= Job 1 =
In the post on a paradigm shift, which codex has a text that P75's text almost exactly matches?

Is a Paradigm Shift Now Called for?
Some comments in response to my previous posting on the textual transmission of early Christian writings (here) reflect the difficulty that some have in facing the need in a given field of study to undergo what Thomas Kuhn famously called a “paradigm shift,” i.e., a change in a fundamental approach or conception about a given subject.
In this case, the shift in question is from an older confident assumption that the early period of the copying of texts in Christian circles was “wild” and chaotic, followed then by a change to a stable and more fixed copying, typically linked to a “recension.” As I noted in an earlier posting (here), by the end of the 19th century scholars often posited such a major recension of NT writings sometime in/after the 4th century CE. This seemed intuitively cogent because in the 4th century we have monarchical bishops able to exercise to control over teaching and practices, the emergence of Christian scriptoria, and, by the end of the century, the emergence of a fixed/closed NT canon.
But the discovery of early NT papyri, initially the Chester Beatty papyri, but then still more remarkably P75 and also P66, put that theory in doubt (among those who followed the data). For especially in P75 (codex containing large portions of Luke and John, dated ca. 175-250 CE) we have a text that is almost exactly that of Codex Vaticanus (the 4th century codex that had earlier been posited as the result of that supposed 4th century recension).[1] So, clearly, the Vaticanus-type text of the NT writings wasn’t the result of a 4th century recension!
The early (2nd/3rd century CE) papyri do show the predictable types of variants that characterize the manual transmission of texts, and exhibit a certain variety in copyist skills and the influence also of readers.[2] But we also have examples of fairly exact copying (again, e.g., P75), and scrupulous concern to correct copying errors (e.g., P66).
So, then the “recension paradigm” was adjusted to posit that it happened earlier, sometime in the second century CE. This produced a picture in which supposedly from ca. 70-150 CE or so, copying was “wild” and chaotic, and the comparative stability in all our 2nd/3rd century NT papyri was the product of this re-dated recension. (Note the apparent reluctance to abandon the old paradigm, and the effort to salvage it, as Kuhn observed in the sciences too.)

= Dataset =
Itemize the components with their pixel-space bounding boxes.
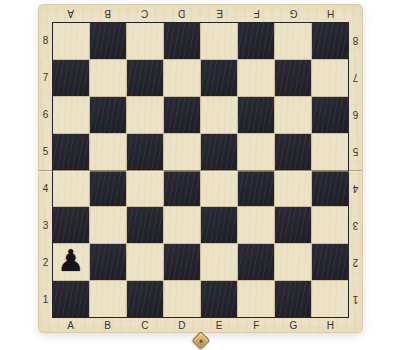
file-label-bottom-g: G [275,318,312,332]
square-c8[interactable] [127,23,163,59]
square-e6[interactable] [201,97,237,133]
rank-label-left-8: 8 [39,22,52,59]
square-b3[interactable] [90,207,126,243]
file-label-bottom-b: B [89,318,126,332]
square-a3[interactable] [53,207,89,243]
square-f3[interactable] [238,207,274,243]
square-h7[interactable] [312,60,348,96]
square-b8[interactable] [90,23,126,59]
rank-label-right-8: 8 [349,22,362,59]
square-h4[interactable] [312,171,348,207]
file-label-top-d: D [163,5,200,22]
square-g1[interactable] [275,281,311,317]
rank-label-right-2: 2 [349,244,362,281]
square-h2[interactable] [312,244,348,280]
square-e4[interactable] [201,171,237,207]
square-d1[interactable] [164,281,200,317]
square-g3[interactable] [275,207,311,243]
brass-clasp-icon [191,331,209,349]
square-b5[interactable] [90,134,126,170]
rank-label-left-1: 1 [39,281,52,318]
square-d8[interactable] [164,23,200,59]
square-e3[interactable] [201,207,237,243]
file-label-top-g: G [275,5,312,22]
rank-label-left-7: 7 [39,59,52,96]
rank-label-right-1: 1 [349,281,362,318]
square-e1[interactable] [201,281,237,317]
square-e5[interactable] [201,134,237,170]
square-h6[interactable] [312,97,348,133]
rank-label-right-4: 4 [349,170,362,207]
square-d4[interactable] [164,171,200,207]
square-f4[interactable] [238,171,274,207]
file-label-bottom-d: D [163,318,200,332]
rank-label-left-5: 5 [39,133,52,170]
square-f6[interactable] [238,97,274,133]
file-label-top-b: B [89,5,126,22]
photo-background: ABCDEFGH 87654321 ♟ 87654321 ABCDEFGH [0,0,400,350]
rank-labels-right: 87654321 [349,22,362,318]
square-h8[interactable] [312,23,348,59]
square-c2[interactable] [127,244,163,280]
file-label-bottom-c: C [126,318,163,332]
square-a7[interactable] [53,60,89,96]
square-c5[interactable] [127,134,163,170]
square-h5[interactable] [312,134,348,170]
square-g6[interactable] [275,97,311,133]
rank-label-right-3: 3 [349,207,362,244]
file-labels-bottom: ABCDEFGH [52,318,349,332]
square-f5[interactable] [238,134,274,170]
square-d2[interactable] [164,244,200,280]
rank-label-left-6: 6 [39,96,52,133]
square-f8[interactable] [238,23,274,59]
square-b6[interactable] [90,97,126,133]
square-d5[interactable] [164,134,200,170]
square-b4[interactable] [90,171,126,207]
black-pawn-icon[interactable]: ♟ [58,246,85,276]
square-e8[interactable] [201,23,237,59]
rank-label-left-2: 2 [39,244,52,281]
square-g7[interactable] [275,60,311,96]
rank-labels-left: 87654321 [39,22,52,318]
file-label-top-a: A [52,5,89,22]
square-b7[interactable] [90,60,126,96]
square-c1[interactable] [127,281,163,317]
square-a8[interactable] [53,23,89,59]
playfield-8x8: ♟ [52,22,349,318]
file-label-top-c: C [126,5,163,22]
square-c7[interactable] [127,60,163,96]
square-d3[interactable] [164,207,200,243]
square-d7[interactable] [164,60,200,96]
chess-board: ABCDEFGH 87654321 ♟ 87654321 ABCDEFGH [38,4,363,333]
rank-label-right-7: 7 [349,59,362,96]
square-c3[interactable] [127,207,163,243]
rank-label-right-5: 5 [349,133,362,170]
file-label-bottom-f: F [238,318,275,332]
square-h1[interactable] [312,281,348,317]
square-a5[interactable] [53,134,89,170]
file-labels-top: ABCDEFGH [52,5,349,22]
file-label-bottom-a: A [52,318,89,332]
square-c4[interactable] [127,171,163,207]
square-g5[interactable] [275,134,311,170]
file-label-top-e: E [201,5,238,22]
square-e7[interactable] [201,60,237,96]
square-a1[interactable] [53,281,89,317]
file-label-bottom-e: E [201,318,238,332]
square-e2[interactable] [201,244,237,280]
square-f2[interactable] [238,244,274,280]
rank-label-left-4: 4 [39,170,52,207]
square-f7[interactable] [238,60,274,96]
square-d6[interactable] [164,97,200,133]
file-label-top-h: H [312,5,349,22]
square-h3[interactable] [312,207,348,243]
square-a6[interactable] [53,97,89,133]
square-f1[interactable] [238,281,274,317]
square-g2[interactable] [275,244,311,280]
square-a4[interactable] [53,171,89,207]
rank-label-left-3: 3 [39,207,52,244]
square-g4[interactable] [275,171,311,207]
square-c6[interactable] [127,97,163,133]
square-a2[interactable]: ♟ [53,244,89,280]
file-label-top-f: F [238,5,275,22]
square-b1[interactable] [90,281,126,317]
square-g8[interactable] [275,23,311,59]
file-label-bottom-h: H [312,318,349,332]
clasp-pin-icon [198,338,202,342]
square-b2[interactable] [90,244,126,280]
rank-label-right-6: 6 [349,96,362,133]
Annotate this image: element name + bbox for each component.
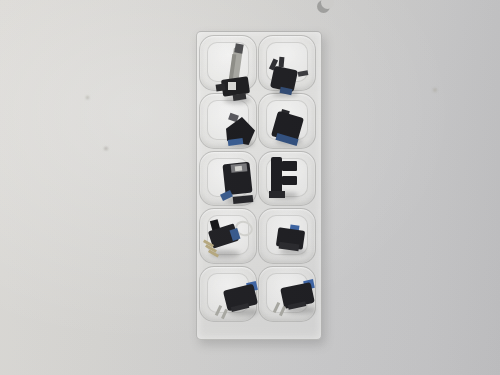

= Job 2 =
In the records, swap "interactable" for "clickable" from the line with "file-label-bottom-g: G [275,318,312,332]" up to and including the line with "square-a3[interactable] [53,207,89,243]", and return only those lines with nothing else altered.

= Complete output 1 =
Codex Vaticanus.

= Complete output 2 =
file-label-bottom-g: G [275,318,312,332]
square-c8[clickable] [127,23,163,59]
square-e6[clickable] [201,97,237,133]
rank-label-left-8: 8 [39,22,52,59]
square-b3[clickable] [90,207,126,243]
file-label-bottom-b: B [89,318,126,332]
square-a3[clickable] [53,207,89,243]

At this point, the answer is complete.